Essa indústria (ex-Norquisa e Oxiteno) foi comprada por US$ 15 milhões em 1998 e tem como maior cliente a Monsanto, que incrementa a produção de defensivos devido à entrada das suas sementes transgênicas no mercado - são mais resistentes aos antigos herbicidas, exigindo químicos cada vez mais fortes para protegê-las.
A nova fábrica, com capacidade instalada de 25 mil t a 75 mil t de emulsões (colas) para a indústria de adesivos, deverá ser instalada no Pólo Petroquímico de Camaçari (BA) ou no de Planalto Paulista (Paulínia - SP). O vice-presidente da Air Products para a América Latina, Frederick Fisher, adianta que a localização não deverá se pautar por incentivos fiscais. "O que interessa é a facilidade de distribuição dos produtos. Talvez Camaçari não seja a melhor opção." disse o diretor comercial da subsidiária brasileira, Pedro Mauro Pita.
De acordo com Pita, o potencial de consumo sul-americano para esse tipo de produto é de 15 mil a 20 mil t/ano. Desse total, a maior demanda é a brasileira, de 4 mil t/ano, sendo que 3 mil t/ano (75%) já são fornecidas pela Air Products, que importa o Airflex (nome comercial da emulsão) das suas 11 unidades, com capacidade total de 680 mil t/ano, instaladas na Coréia do Sul (duas), Alemanha (duas), México (uma) e Estados Unidos (seis).
A escolha do Brasil para implantar sua 12ª unidade se explica também pela inviabilidade de sustentar o mercado continental a partir de importações. "A alíquota em 17% e a disparidade do dólar encarecem muito o produto, o que faz com que, hoje, tenhamos de absorver alguns custos", informou Pita.

TAREFAS
1/ Segundo o texto sobre a fábrica da Air Products, em quais países estão instaladas as 11 unidades da empresa? Liste todos.
2/ Diga se cada afirmação concorda com o texto sobre a fábrica da Air Products. Justifique com as palavras do texto.
(a) A indústria ex-Norquisa e Oxiteno foi comprada por US$ 15 milhões em 1998.
(b) Frederick Fisher afirma que os incentivos fiscais vão definir a localização da nova fábrica.
(c) A demanda brasileira pelo produto é de 4 mil t/ano.
3/ Dê continuidade ao texto sobre a fábrica da Air Products a partir do ponto em que ele termina.

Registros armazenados
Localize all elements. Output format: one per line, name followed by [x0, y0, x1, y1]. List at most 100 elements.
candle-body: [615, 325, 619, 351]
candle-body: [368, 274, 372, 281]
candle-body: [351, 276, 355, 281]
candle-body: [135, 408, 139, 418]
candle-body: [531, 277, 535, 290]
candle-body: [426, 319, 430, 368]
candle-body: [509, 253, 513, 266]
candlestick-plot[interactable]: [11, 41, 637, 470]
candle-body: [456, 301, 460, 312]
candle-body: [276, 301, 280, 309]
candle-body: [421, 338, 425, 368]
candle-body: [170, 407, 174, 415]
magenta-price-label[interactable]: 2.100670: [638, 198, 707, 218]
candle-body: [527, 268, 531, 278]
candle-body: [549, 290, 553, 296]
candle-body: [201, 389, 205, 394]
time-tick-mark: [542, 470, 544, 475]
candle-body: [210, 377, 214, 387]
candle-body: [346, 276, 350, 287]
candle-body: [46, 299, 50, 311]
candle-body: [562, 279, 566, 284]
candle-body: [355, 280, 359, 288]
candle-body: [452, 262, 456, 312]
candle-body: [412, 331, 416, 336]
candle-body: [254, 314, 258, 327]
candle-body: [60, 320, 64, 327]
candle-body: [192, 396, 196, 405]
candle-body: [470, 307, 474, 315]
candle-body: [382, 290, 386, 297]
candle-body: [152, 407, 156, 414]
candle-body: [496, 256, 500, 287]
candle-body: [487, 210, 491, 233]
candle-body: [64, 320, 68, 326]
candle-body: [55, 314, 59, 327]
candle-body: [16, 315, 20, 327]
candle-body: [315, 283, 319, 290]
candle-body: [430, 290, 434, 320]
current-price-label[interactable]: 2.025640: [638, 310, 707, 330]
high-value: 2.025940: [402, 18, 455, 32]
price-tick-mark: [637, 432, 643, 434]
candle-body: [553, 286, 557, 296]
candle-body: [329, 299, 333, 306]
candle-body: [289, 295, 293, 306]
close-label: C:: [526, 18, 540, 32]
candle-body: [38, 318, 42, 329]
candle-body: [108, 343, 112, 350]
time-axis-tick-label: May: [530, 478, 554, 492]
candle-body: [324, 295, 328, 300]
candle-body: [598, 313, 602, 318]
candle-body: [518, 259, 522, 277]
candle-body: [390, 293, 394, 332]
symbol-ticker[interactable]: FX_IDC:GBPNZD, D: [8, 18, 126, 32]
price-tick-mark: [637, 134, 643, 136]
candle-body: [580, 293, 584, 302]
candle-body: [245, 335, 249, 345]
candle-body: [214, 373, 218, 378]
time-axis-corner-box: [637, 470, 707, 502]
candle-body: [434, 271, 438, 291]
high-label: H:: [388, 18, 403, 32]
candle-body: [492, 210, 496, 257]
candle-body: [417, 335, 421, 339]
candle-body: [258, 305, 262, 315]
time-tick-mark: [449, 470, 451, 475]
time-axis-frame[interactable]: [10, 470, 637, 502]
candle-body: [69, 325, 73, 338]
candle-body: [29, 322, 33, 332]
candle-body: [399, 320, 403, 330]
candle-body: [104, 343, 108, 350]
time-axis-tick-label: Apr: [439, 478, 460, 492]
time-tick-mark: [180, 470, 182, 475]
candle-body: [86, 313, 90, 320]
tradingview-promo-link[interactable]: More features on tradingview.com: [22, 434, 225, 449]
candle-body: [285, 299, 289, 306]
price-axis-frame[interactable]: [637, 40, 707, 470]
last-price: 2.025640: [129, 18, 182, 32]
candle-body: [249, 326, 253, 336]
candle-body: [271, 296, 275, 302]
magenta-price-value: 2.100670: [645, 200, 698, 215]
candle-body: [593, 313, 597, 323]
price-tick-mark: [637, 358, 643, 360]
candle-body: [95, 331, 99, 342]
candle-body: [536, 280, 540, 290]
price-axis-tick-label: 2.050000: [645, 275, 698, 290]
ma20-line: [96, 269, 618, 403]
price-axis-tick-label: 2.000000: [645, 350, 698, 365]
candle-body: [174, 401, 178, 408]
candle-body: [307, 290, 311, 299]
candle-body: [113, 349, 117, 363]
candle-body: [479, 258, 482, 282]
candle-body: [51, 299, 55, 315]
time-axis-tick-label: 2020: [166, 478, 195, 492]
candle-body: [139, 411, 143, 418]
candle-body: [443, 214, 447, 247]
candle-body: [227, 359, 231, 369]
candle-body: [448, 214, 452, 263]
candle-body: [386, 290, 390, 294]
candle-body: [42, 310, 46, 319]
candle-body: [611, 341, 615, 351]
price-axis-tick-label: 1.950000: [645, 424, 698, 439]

RESPOSTAS
1/ Coréia do Sul, Alemanha, México e Estados Unidos.

2/
(a) Sim: "foi comprada por US$ 15 milhões em 1998".
(b) Não: "a localização não deverá se pautar por incentivos fiscais".
(c) Sim: "a maior demanda é a brasileira, de 4 mil t/ano".

3/
O diferencial do Airflex é a sua formulação composta por acetato de vinila monômero com o etileno (Vinil Acetato Etileno, insumo petroquímico), o que gera maior economia na produção, porque reduz as etapas de fabricação. "A injeção de etileno na emulsão, dentro do reator, torna a produção mais regular. Um de nossos objetivos estratégicos é sermos líderes mundiais nessa tecnologia", disse o diretor internacional da divisão de Emulsões, Bertil Mukkulainen. Normalmente, explica ele, as emulsões são produzidas em várias fases: primeiro, se fabrica o homopolímero para depois acrescentar os aditivos, que vão proporcionar determinadas características, de acordo com a aplicação desejada.
A Air Products não informa qual a redução de custos obtida pela troca de tecnologias de produção, mas garante que é a líder mundial e a única que fabrica o produto em três continentes.
Do faturamento bruto de US$ 5 bilhões, no exercício fiscal de outubro de 1998 a setembro deste ano, a multinacional obteve lucro líquido de US$ 450 milhões. Os investimentos anuais da holding são de US$ 800 milhões a US$ 1 bilhão anuais. O montante a ser investido no Brasil é próprio. E, desde quando começou a atuar no País, em 1973, a holding já investiu US$ 200 milhões - desses, US$ 125 milhões nos últimos cinco anos. A empresa atua em mais de 30 países e emprega 17 mil pessoas.